---------- Records shown

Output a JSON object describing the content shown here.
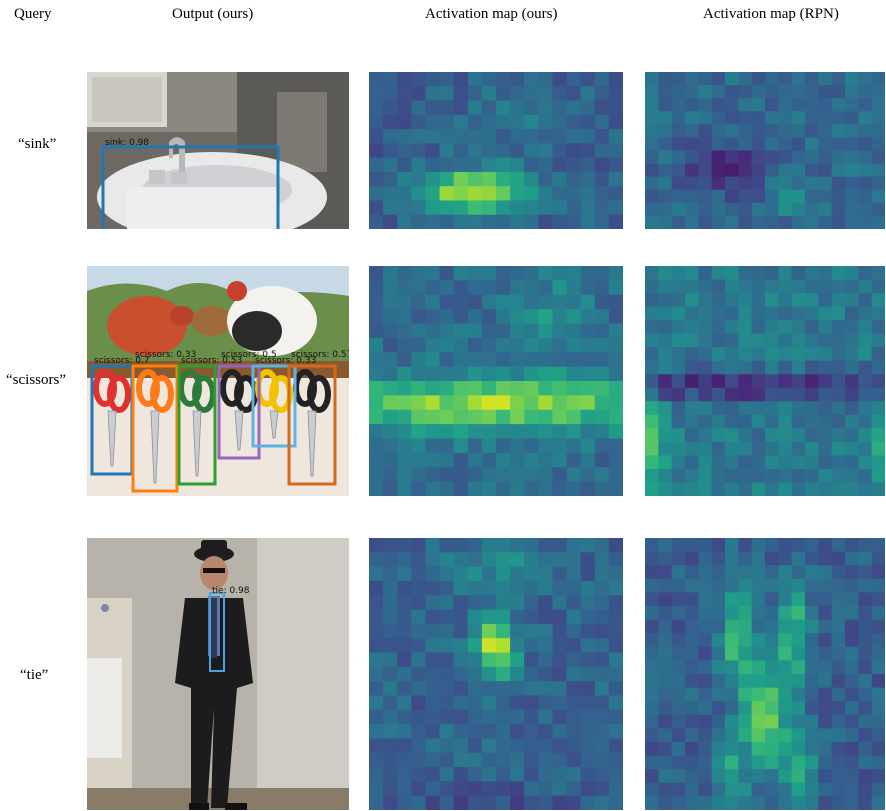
{
  "headers": {
    "query": "Query",
    "output": "Output (ours)",
    "act_ours": "Activation map (ours)",
    "act_rpn": "Activation map (RPN)"
  },
  "rows": [
    {
      "query": "“sink”",
      "detections": [
        {
          "label": "sink: 0.98",
          "color": "#1f77b4"
        }
      ]
    },
    {
      "query": "“scissors”",
      "detections": [
        {
          "label": "scissors: 0.7",
          "color": "#1f77b4"
        },
        {
          "label": "scissors: 0.33",
          "color": "#ff7f0e"
        },
        {
          "label": "scissors: 0.53",
          "color": "#2ca02c"
        },
        {
          "label": "scissors: 0.5",
          "color": "#9467bd"
        },
        {
          "label": "scissors: 0.33",
          "color": "#5ab4e5"
        },
        {
          "label": "scissors: 0.57",
          "color": "#d2691e"
        }
      ]
    },
    {
      "query": "“tie”",
      "detections": [
        {
          "label": "tie: 0.98",
          "color": "#4aa3df"
        }
      ]
    }
  ],
  "colormap": "viridis"
}
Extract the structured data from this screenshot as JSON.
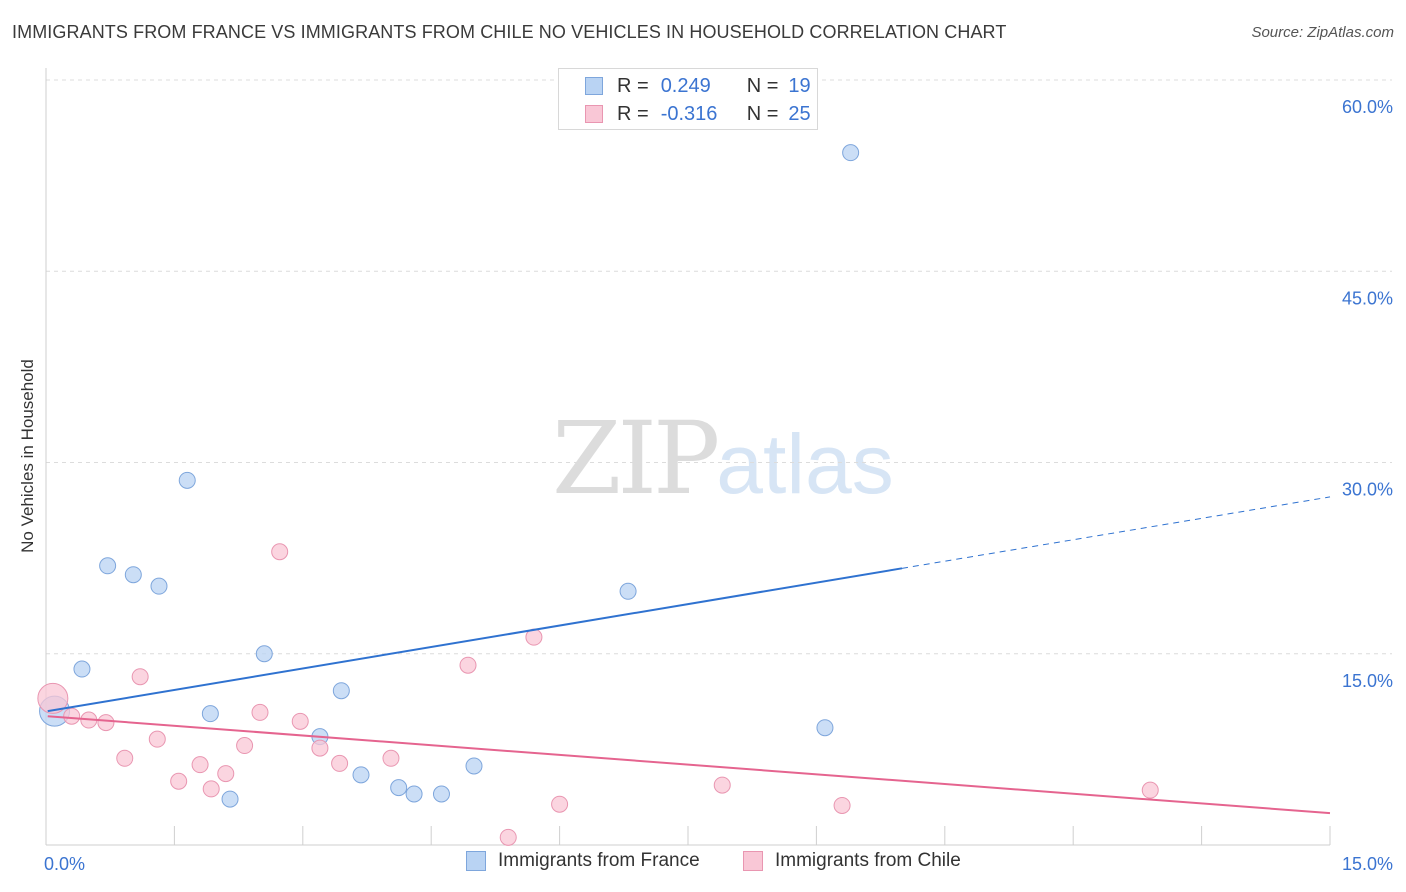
{
  "title": "IMMIGRANTS FROM FRANCE VS IMMIGRANTS FROM CHILE NO VEHICLES IN HOUSEHOLD CORRELATION CHART",
  "source": "Source: ZipAtlas.com",
  "watermark": {
    "zip": "ZIP",
    "atlas": "atlas"
  },
  "legend": {
    "rows": [
      {
        "r_label": "R =",
        "r_value": "0.249",
        "n_label": "N =",
        "n_value": "19"
      },
      {
        "r_label": "R =",
        "r_value": "-0.316",
        "n_label": "N =",
        "n_value": "25"
      }
    ]
  },
  "bottom_legend": {
    "france": "Immigrants from France",
    "chile": "Immigrants from Chile"
  },
  "colors": {
    "france_fill": "#b9d3f3",
    "france_stroke": "#7ea6dc",
    "france_line": "#2f72d0",
    "chile_fill": "#f9c7d6",
    "chile_stroke": "#e996b1",
    "chile_line": "#e5648f",
    "tick_text": "#3b74d1",
    "grid": "#dcdcdc"
  },
  "chart_data": {
    "type": "scatter",
    "title": "IMMIGRANTS FROM FRANCE VS IMMIGRANTS FROM CHILE NO VEHICLES IN HOUSEHOLD CORRELATION CHART",
    "xlabel": "",
    "ylabel": "No Vehicles in Household",
    "xlim": [
      0,
      15
    ],
    "ylim": [
      0,
      60
    ],
    "x_tick_labels": [
      "0.0%",
      "15.0%"
    ],
    "y_ticks": [
      15,
      30,
      45,
      60
    ],
    "y_tick_labels": [
      "15.0%",
      "30.0%",
      "45.0%",
      "60.0%"
    ],
    "series": [
      {
        "name": "Immigrants from France",
        "points": [
          {
            "x": 0.1,
            "y": 10.5,
            "size": "large"
          },
          {
            "x": 0.42,
            "y": 13.8
          },
          {
            "x": 0.72,
            "y": 21.9
          },
          {
            "x": 1.02,
            "y": 21.2
          },
          {
            "x": 1.32,
            "y": 20.3
          },
          {
            "x": 1.65,
            "y": 28.6
          },
          {
            "x": 1.92,
            "y": 10.3
          },
          {
            "x": 2.15,
            "y": 3.6
          },
          {
            "x": 2.55,
            "y": 15.0
          },
          {
            "x": 3.2,
            "y": 8.5
          },
          {
            "x": 3.45,
            "y": 12.1
          },
          {
            "x": 3.68,
            "y": 5.5
          },
          {
            "x": 4.12,
            "y": 4.5
          },
          {
            "x": 4.3,
            "y": 4.0
          },
          {
            "x": 4.62,
            "y": 4.0
          },
          {
            "x": 5.0,
            "y": 6.2
          },
          {
            "x": 6.8,
            "y": 19.9
          },
          {
            "x": 9.1,
            "y": 9.2
          },
          {
            "x": 9.4,
            "y": 54.3
          }
        ],
        "trend": {
          "x0": 0.02,
          "y0": 10.5,
          "x1": 10.0,
          "y1": 21.7,
          "dashed_to_x": 15.0,
          "dashed_to_y": 27.3
        }
      },
      {
        "name": "Immigrants from Chile",
        "points": [
          {
            "x": 0.08,
            "y": 11.5,
            "size": "large"
          },
          {
            "x": 0.3,
            "y": 10.1
          },
          {
            "x": 0.5,
            "y": 9.8
          },
          {
            "x": 0.7,
            "y": 9.6
          },
          {
            "x": 0.92,
            "y": 6.8
          },
          {
            "x": 1.1,
            "y": 13.2
          },
          {
            "x": 1.3,
            "y": 8.3
          },
          {
            "x": 1.55,
            "y": 5.0
          },
          {
            "x": 1.8,
            "y": 6.3
          },
          {
            "x": 1.93,
            "y": 4.4
          },
          {
            "x": 2.1,
            "y": 5.6
          },
          {
            "x": 2.32,
            "y": 7.8
          },
          {
            "x": 2.5,
            "y": 10.4
          },
          {
            "x": 2.73,
            "y": 23.0
          },
          {
            "x": 2.97,
            "y": 9.7
          },
          {
            "x": 3.2,
            "y": 7.6
          },
          {
            "x": 3.43,
            "y": 6.4
          },
          {
            "x": 4.03,
            "y": 6.8
          },
          {
            "x": 4.93,
            "y": 14.1
          },
          {
            "x": 5.7,
            "y": 16.3
          },
          {
            "x": 6.0,
            "y": 3.2
          },
          {
            "x": 5.4,
            "y": 0.6
          },
          {
            "x": 7.9,
            "y": 4.7
          },
          {
            "x": 9.3,
            "y": 3.1
          },
          {
            "x": 12.9,
            "y": 4.3
          }
        ],
        "trend": {
          "x0": 0.02,
          "y0": 10.1,
          "x1": 15.0,
          "y1": 2.5
        }
      }
    ]
  }
}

--------------------

▶ _Work to complete_
Using the records above, output their complete text exactly, minus any images.

▶ _Solution to the exercise_
Output a JSON object describing the content shown here.
{
  "headers": {
    "query": "Query",
    "output": "Output (ours)",
    "act_ours": "Activation map (ours)",
    "act_rpn": "Activation map (RPN)"
  },
  "rows": [
    {
      "query": "“sink”",
      "detections": [
        {
          "label": "sink: 0.98",
          "color": "#1f77b4"
        }
      ]
    },
    {
      "query": "“scissors”",
      "detections": [
        {
          "label": "scissors: 0.7",
          "color": "#1f77b4"
        },
        {
          "label": "scissors: 0.33",
          "color": "#ff7f0e"
        },
        {
          "label": "scissors: 0.53",
          "color": "#2ca02c"
        },
        {
          "label": "scissors: 0.5",
          "color": "#9467bd"
        },
        {
          "label": "scissors: 0.33",
          "color": "#5ab4e5"
        },
        {
          "label": "scissors: 0.57",
          "color": "#d2691e"
        }
      ]
    },
    {
      "query": "“tie”",
      "detections": [
        {
          "label": "tie: 0.98",
          "color": "#4aa3df"
        }
      ]
    }
  ],
  "colormap": "viridis"
}
Extract the structured data from this screenshot as JSON.
{
  "title": "IMMIGRANTS FROM FRANCE VS IMMIGRANTS FROM CHILE NO VEHICLES IN HOUSEHOLD CORRELATION CHART",
  "source": "Source: ZipAtlas.com",
  "watermark": {
    "zip": "ZIP",
    "atlas": "atlas"
  },
  "legend": {
    "rows": [
      {
        "r_label": "R =",
        "r_value": "0.249",
        "n_label": "N =",
        "n_value": "19"
      },
      {
        "r_label": "R =",
        "r_value": "-0.316",
        "n_label": "N =",
        "n_value": "25"
      }
    ]
  },
  "bottom_legend": {
    "france": "Immigrants from France",
    "chile": "Immigrants from Chile"
  },
  "colors": {
    "france_fill": "#b9d3f3",
    "france_stroke": "#7ea6dc",
    "france_line": "#2f72d0",
    "chile_fill": "#f9c7d6",
    "chile_stroke": "#e996b1",
    "chile_line": "#e5648f",
    "tick_text": "#3b74d1",
    "grid": "#dcdcdc"
  },
  "chart_data": {
    "type": "scatter",
    "title": "IMMIGRANTS FROM FRANCE VS IMMIGRANTS FROM CHILE NO VEHICLES IN HOUSEHOLD CORRELATION CHART",
    "xlabel": "",
    "ylabel": "No Vehicles in Household",
    "xlim": [
      0,
      15
    ],
    "ylim": [
      0,
      60
    ],
    "x_tick_labels": [
      "0.0%",
      "15.0%"
    ],
    "y_ticks": [
      15,
      30,
      45,
      60
    ],
    "y_tick_labels": [
      "15.0%",
      "30.0%",
      "45.0%",
      "60.0%"
    ],
    "series": [
      {
        "name": "Immigrants from France",
        "points": [
          {
            "x": 0.1,
            "y": 10.5,
            "size": "large"
          },
          {
            "x": 0.42,
            "y": 13.8
          },
          {
            "x": 0.72,
            "y": 21.9
          },
          {
            "x": 1.02,
            "y": 21.2
          },
          {
            "x": 1.32,
            "y": 20.3
          },
          {
            "x": 1.65,
            "y": 28.6
          },
          {
            "x": 1.92,
            "y": 10.3
          },
          {
            "x": 2.15,
            "y": 3.6
          },
          {
            "x": 2.55,
            "y": 15.0
          },
          {
            "x": 3.2,
            "y": 8.5
          },
          {
            "x": 3.45,
            "y": 12.1
          },
          {
            "x": 3.68,
            "y": 5.5
          },
          {
            "x": 4.12,
            "y": 4.5
          },
          {
            "x": 4.3,
            "y": 4.0
          },
          {
            "x": 4.62,
            "y": 4.0
          },
          {
            "x": 5.0,
            "y": 6.2
          },
          {
            "x": 6.8,
            "y": 19.9
          },
          {
            "x": 9.1,
            "y": 9.2
          },
          {
            "x": 9.4,
            "y": 54.3
          }
        ],
        "trend": {
          "x0": 0.02,
          "y0": 10.5,
          "x1": 10.0,
          "y1": 21.7,
          "dashed_to_x": 15.0,
          "dashed_to_y": 27.3
        }
      },
      {
        "name": "Immigrants from Chile",
        "points": [
          {
            "x": 0.08,
            "y": 11.5,
            "size": "large"
          },
          {
            "x": 0.3,
            "y": 10.1
          },
          {
            "x": 0.5,
            "y": 9.8
          },
          {
            "x": 0.7,
            "y": 9.6
          },
          {
            "x": 0.92,
            "y": 6.8
          },
          {
            "x": 1.1,
            "y": 13.2
          },
          {
            "x": 1.3,
            "y": 8.3
          },
          {
            "x": 1.55,
            "y": 5.0
          },
          {
            "x": 1.8,
            "y": 6.3
          },
          {
            "x": 1.93,
            "y": 4.4
          },
          {
            "x": 2.1,
            "y": 5.6
          },
          {
            "x": 2.32,
            "y": 7.8
          },
          {
            "x": 2.5,
            "y": 10.4
          },
          {
            "x": 2.73,
            "y": 23.0
          },
          {
            "x": 2.97,
            "y": 9.7
          },
          {
            "x": 3.2,
            "y": 7.6
          },
          {
            "x": 3.43,
            "y": 6.4
          },
          {
            "x": 4.03,
            "y": 6.8
          },
          {
            "x": 4.93,
            "y": 14.1
          },
          {
            "x": 5.7,
            "y": 16.3
          },
          {
            "x": 6.0,
            "y": 3.2
          },
          {
            "x": 5.4,
            "y": 0.6
          },
          {
            "x": 7.9,
            "y": 4.7
          },
          {
            "x": 9.3,
            "y": 3.1
          },
          {
            "x": 12.9,
            "y": 4.3
          }
        ],
        "trend": {
          "x0": 0.02,
          "y0": 10.1,
          "x1": 15.0,
          "y1": 2.5
        }
      }
    ]
  }
}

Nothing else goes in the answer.